** Begin Rows **
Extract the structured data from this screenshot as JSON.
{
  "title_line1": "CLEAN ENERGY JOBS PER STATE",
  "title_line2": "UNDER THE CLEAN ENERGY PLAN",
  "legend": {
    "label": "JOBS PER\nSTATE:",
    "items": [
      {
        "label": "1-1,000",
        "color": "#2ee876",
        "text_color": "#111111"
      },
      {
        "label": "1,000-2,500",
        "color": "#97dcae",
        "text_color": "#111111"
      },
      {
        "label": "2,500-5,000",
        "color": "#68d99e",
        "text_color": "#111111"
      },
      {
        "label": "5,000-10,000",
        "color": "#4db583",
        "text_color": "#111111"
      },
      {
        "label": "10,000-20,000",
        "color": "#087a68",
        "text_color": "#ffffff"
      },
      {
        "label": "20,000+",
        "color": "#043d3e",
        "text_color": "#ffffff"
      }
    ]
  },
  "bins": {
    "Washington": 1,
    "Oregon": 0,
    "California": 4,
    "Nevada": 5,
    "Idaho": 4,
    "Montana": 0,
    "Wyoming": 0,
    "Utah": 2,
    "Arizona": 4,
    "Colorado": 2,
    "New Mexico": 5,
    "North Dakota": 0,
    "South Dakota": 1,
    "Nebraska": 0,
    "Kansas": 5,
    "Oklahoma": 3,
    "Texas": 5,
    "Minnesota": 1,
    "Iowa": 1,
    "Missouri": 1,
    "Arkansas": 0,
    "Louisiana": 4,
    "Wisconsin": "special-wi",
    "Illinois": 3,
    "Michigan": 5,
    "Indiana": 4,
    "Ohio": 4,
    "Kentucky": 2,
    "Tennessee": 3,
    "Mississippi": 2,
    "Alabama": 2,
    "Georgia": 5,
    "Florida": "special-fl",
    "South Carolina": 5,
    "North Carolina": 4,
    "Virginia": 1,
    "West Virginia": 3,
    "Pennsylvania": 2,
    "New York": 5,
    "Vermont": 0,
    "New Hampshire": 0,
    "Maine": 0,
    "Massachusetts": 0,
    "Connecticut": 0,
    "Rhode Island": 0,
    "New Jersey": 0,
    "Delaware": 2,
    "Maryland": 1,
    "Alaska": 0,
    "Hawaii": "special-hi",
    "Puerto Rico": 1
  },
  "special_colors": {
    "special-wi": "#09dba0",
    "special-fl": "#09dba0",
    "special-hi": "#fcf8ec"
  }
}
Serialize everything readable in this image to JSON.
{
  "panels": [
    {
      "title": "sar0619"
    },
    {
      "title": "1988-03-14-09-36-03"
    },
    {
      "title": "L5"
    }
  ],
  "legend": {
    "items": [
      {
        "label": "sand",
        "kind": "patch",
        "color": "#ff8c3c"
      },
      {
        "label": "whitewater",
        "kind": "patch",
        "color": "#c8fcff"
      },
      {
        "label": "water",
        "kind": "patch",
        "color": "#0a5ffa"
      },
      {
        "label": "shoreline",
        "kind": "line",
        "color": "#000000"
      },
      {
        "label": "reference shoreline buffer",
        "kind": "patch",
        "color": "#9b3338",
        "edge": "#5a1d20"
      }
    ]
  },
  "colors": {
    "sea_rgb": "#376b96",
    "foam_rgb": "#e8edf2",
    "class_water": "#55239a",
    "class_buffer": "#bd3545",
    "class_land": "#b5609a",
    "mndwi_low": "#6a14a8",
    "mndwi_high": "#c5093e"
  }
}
** End Rows **
Quote the material exactly, leaving nothing out.

= The result =
Extract the structured data from this screenshot as JSON.
{
  "title_line1": "CLEAN ENERGY JOBS PER STATE",
  "title_line2": "UNDER THE CLEAN ENERGY PLAN",
  "legend": {
    "label": "JOBS PER\nSTATE:",
    "items": [
      {
        "label": "1-1,000",
        "color": "#2ee876",
        "text_color": "#111111"
      },
      {
        "label": "1,000-2,500",
        "color": "#97dcae",
        "text_color": "#111111"
      },
      {
        "label": "2,500-5,000",
        "color": "#68d99e",
        "text_color": "#111111"
      },
      {
        "label": "5,000-10,000",
        "color": "#4db583",
        "text_color": "#111111"
      },
      {
        "label": "10,000-20,000",
        "color": "#087a68",
        "text_color": "#ffffff"
      },
      {
        "label": "20,000+",
        "color": "#043d3e",
        "text_color": "#ffffff"
      }
    ]
  },
  "bins": {
    "Washington": 1,
    "Oregon": 0,
    "California": 4,
    "Nevada": 5,
    "Idaho": 4,
    "Montana": 0,
    "Wyoming": 0,
    "Utah": 2,
    "Arizona": 4,
    "Colorado": 2,
    "New Mexico": 5,
    "North Dakota": 0,
    "South Dakota": 1,
    "Nebraska": 0,
    "Kansas": 5,
    "Oklahoma": 3,
    "Texas": 5,
    "Minnesota": 1,
    "Iowa": 1,
    "Missouri": 1,
    "Arkansas": 0,
    "Louisiana": 4,
    "Wisconsin": "special-wi",
    "Illinois": 3,
    "Michigan": 5,
    "Indiana": 4,
    "Ohio": 4,
    "Kentucky": 2,
    "Tennessee": 3,
    "Mississippi": 2,
    "Alabama": 2,
    "Georgia": 5,
    "Florida": "special-fl",
    "South Carolina": 5,
    "North Carolina": 4,
    "Virginia": 1,
    "West Virginia": 3,
    "Pennsylvania": 2,
    "New York": 5,
    "Vermont": 0,
    "New Hampshire": 0,
    "Maine": 0,
    "Massachusetts": 0,
    "Connecticut": 0,
    "Rhode Island": 0,
    "New Jersey": 0,
    "Delaware": 2,
    "Maryland": 1,
    "Alaska": 0,
    "Hawaii": "special-hi",
    "Puerto Rico": 1
  },
  "special_colors": {
    "special-wi": "#09dba0",
    "special-fl": "#09dba0",
    "special-hi": "#fcf8ec"
  }
}
Serialize everything readable in this image to JSON.
{
  "panels": [
    {
      "title": "sar0619"
    },
    {
      "title": "1988-03-14-09-36-03"
    },
    {
      "title": "L5"
    }
  ],
  "legend": {
    "items": [
      {
        "label": "sand",
        "kind": "patch",
        "color": "#ff8c3c"
      },
      {
        "label": "whitewater",
        "kind": "patch",
        "color": "#c8fcff"
      },
      {
        "label": "water",
        "kind": "patch",
        "color": "#0a5ffa"
      },
      {
        "label": "shoreline",
        "kind": "line",
        "color": "#000000"
      },
      {
        "label": "reference shoreline buffer",
        "kind": "patch",
        "color": "#9b3338",
        "edge": "#5a1d20"
      }
    ]
  },
  "colors": {
    "sea_rgb": "#376b96",
    "foam_rgb": "#e8edf2",
    "class_water": "#55239a",
    "class_buffer": "#bd3545",
    "class_land": "#b5609a",
    "mndwi_low": "#6a14a8",
    "mndwi_high": "#c5093e"
  }
}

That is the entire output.